Work instructions →
Reproduce all of the material exactly as shown.

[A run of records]
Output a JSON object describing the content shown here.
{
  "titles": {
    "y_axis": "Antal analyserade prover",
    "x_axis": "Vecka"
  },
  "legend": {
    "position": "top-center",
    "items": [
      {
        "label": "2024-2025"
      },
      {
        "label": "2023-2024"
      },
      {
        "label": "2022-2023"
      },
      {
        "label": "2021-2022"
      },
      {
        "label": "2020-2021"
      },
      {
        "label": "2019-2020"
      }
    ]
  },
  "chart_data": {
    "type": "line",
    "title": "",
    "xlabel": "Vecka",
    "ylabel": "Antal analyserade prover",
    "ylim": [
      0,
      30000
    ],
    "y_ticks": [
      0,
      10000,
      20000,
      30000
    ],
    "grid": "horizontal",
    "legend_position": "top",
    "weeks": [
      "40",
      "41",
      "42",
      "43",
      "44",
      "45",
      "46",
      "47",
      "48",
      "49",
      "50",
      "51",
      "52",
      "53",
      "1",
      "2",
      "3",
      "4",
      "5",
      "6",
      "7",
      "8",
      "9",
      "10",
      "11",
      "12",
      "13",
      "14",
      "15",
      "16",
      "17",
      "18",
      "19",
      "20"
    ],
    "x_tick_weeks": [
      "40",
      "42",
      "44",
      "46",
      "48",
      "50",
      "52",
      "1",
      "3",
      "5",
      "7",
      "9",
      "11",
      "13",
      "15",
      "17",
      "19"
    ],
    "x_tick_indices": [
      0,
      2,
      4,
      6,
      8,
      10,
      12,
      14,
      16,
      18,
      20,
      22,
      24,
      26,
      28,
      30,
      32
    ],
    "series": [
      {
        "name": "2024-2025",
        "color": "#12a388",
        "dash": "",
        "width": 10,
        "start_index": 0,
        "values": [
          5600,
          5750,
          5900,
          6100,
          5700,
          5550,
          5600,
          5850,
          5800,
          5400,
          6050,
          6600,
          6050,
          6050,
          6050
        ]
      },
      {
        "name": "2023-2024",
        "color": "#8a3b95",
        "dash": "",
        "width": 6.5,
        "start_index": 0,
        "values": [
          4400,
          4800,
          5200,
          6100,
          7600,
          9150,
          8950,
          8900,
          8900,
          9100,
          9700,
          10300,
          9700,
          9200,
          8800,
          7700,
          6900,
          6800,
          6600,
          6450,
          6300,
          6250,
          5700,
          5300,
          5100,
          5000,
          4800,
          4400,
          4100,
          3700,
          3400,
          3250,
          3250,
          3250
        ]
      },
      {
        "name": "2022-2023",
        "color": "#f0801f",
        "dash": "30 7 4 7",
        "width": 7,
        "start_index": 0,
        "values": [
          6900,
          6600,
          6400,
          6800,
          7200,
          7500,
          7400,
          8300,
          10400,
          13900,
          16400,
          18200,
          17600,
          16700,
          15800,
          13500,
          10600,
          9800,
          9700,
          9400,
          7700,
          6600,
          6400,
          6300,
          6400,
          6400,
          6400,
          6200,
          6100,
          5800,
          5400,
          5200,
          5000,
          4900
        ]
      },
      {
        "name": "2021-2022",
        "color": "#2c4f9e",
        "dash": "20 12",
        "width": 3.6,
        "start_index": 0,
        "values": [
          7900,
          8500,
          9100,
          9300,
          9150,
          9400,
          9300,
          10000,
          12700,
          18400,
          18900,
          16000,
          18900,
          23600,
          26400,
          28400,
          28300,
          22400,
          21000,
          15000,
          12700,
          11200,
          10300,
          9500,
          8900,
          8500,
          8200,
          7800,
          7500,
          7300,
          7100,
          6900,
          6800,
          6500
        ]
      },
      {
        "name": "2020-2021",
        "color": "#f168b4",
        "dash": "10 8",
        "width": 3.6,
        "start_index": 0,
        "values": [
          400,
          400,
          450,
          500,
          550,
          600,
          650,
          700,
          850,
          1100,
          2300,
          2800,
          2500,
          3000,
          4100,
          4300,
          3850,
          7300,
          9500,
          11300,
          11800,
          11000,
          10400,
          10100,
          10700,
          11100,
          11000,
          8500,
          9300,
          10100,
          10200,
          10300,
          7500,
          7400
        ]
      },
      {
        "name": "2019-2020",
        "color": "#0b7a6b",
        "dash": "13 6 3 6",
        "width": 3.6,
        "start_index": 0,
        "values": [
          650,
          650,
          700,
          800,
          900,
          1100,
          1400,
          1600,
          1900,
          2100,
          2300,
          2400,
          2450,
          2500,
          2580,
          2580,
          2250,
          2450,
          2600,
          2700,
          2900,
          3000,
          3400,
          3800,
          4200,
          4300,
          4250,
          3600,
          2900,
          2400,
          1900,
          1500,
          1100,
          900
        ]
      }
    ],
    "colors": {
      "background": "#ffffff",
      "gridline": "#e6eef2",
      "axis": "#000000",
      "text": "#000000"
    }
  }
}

Response to the task →
Output a JSON object describing the content shown here.
{
  "titles": {
    "y_axis": "Antal analyserade prover",
    "x_axis": "Vecka"
  },
  "legend": {
    "position": "top-center",
    "items": [
      {
        "label": "2024-2025"
      },
      {
        "label": "2023-2024"
      },
      {
        "label": "2022-2023"
      },
      {
        "label": "2021-2022"
      },
      {
        "label": "2020-2021"
      },
      {
        "label": "2019-2020"
      }
    ]
  },
  "chart_data": {
    "type": "line",
    "title": "",
    "xlabel": "Vecka",
    "ylabel": "Antal analyserade prover",
    "ylim": [
      0,
      30000
    ],
    "y_ticks": [
      0,
      10000,
      20000,
      30000
    ],
    "grid": "horizontal",
    "legend_position": "top",
    "weeks": [
      "40",
      "41",
      "42",
      "43",
      "44",
      "45",
      "46",
      "47",
      "48",
      "49",
      "50",
      "51",
      "52",
      "53",
      "1",
      "2",
      "3",
      "4",
      "5",
      "6",
      "7",
      "8",
      "9",
      "10",
      "11",
      "12",
      "13",
      "14",
      "15",
      "16",
      "17",
      "18",
      "19",
      "20"
    ],
    "x_tick_weeks": [
      "40",
      "42",
      "44",
      "46",
      "48",
      "50",
      "52",
      "1",
      "3",
      "5",
      "7",
      "9",
      "11",
      "13",
      "15",
      "17",
      "19"
    ],
    "x_tick_indices": [
      0,
      2,
      4,
      6,
      8,
      10,
      12,
      14,
      16,
      18,
      20,
      22,
      24,
      26,
      28,
      30,
      32
    ],
    "series": [
      {
        "name": "2024-2025",
        "color": "#12a388",
        "dash": "",
        "width": 10,
        "start_index": 0,
        "values": [
          5600,
          5750,
          5900,
          6100,
          5700,
          5550,
          5600,
          5850,
          5800,
          5400,
          6050,
          6600,
          6050,
          6050,
          6050
        ]
      },
      {
        "name": "2023-2024",
        "color": "#8a3b95",
        "dash": "",
        "width": 6.5,
        "start_index": 0,
        "values": [
          4400,
          4800,
          5200,
          6100,
          7600,
          9150,
          8950,
          8900,
          8900,
          9100,
          9700,
          10300,
          9700,
          9200,
          8800,
          7700,
          6900,
          6800,
          6600,
          6450,
          6300,
          6250,
          5700,
          5300,
          5100,
          5000,
          4800,
          4400,
          4100,
          3700,
          3400,
          3250,
          3250,
          3250
        ]
      },
      {
        "name": "2022-2023",
        "color": "#f0801f",
        "dash": "30 7 4 7",
        "width": 7,
        "start_index": 0,
        "values": [
          6900,
          6600,
          6400,
          6800,
          7200,
          7500,
          7400,
          8300,
          10400,
          13900,
          16400,
          18200,
          17600,
          16700,
          15800,
          13500,
          10600,
          9800,
          9700,
          9400,
          7700,
          6600,
          6400,
          6300,
          6400,
          6400,
          6400,
          6200,
          6100,
          5800,
          5400,
          5200,
          5000,
          4900
        ]
      },
      {
        "name": "2021-2022",
        "color": "#2c4f9e",
        "dash": "20 12",
        "width": 3.6,
        "start_index": 0,
        "values": [
          7900,
          8500,
          9100,
          9300,
          9150,
          9400,
          9300,
          10000,
          12700,
          18400,
          18900,
          16000,
          18900,
          23600,
          26400,
          28400,
          28300,
          22400,
          21000,
          15000,
          12700,
          11200,
          10300,
          9500,
          8900,
          8500,
          8200,
          7800,
          7500,
          7300,
          7100,
          6900,
          6800,
          6500
        ]
      },
      {
        "name": "2020-2021",
        "color": "#f168b4",
        "dash": "10 8",
        "width": 3.6,
        "start_index": 0,
        "values": [
          400,
          400,
          450,
          500,
          550,
          600,
          650,
          700,
          850,
          1100,
          2300,
          2800,
          2500,
          3000,
          4100,
          4300,
          3850,
          7300,
          9500,
          11300,
          11800,
          11000,
          10400,
          10100,
          10700,
          11100,
          11000,
          8500,
          9300,
          10100,
          10200,
          10300,
          7500,
          7400
        ]
      },
      {
        "name": "2019-2020",
        "color": "#0b7a6b",
        "dash": "13 6 3 6",
        "width": 3.6,
        "start_index": 0,
        "values": [
          650,
          650,
          700,
          800,
          900,
          1100,
          1400,
          1600,
          1900,
          2100,
          2300,
          2400,
          2450,
          2500,
          2580,
          2580,
          2250,
          2450,
          2600,
          2700,
          2900,
          3000,
          3400,
          3800,
          4200,
          4300,
          4250,
          3600,
          2900,
          2400,
          1900,
          1500,
          1100,
          900
        ]
      }
    ],
    "colors": {
      "background": "#ffffff",
      "gridline": "#e6eef2",
      "axis": "#000000",
      "text": "#000000"
    }
  }
}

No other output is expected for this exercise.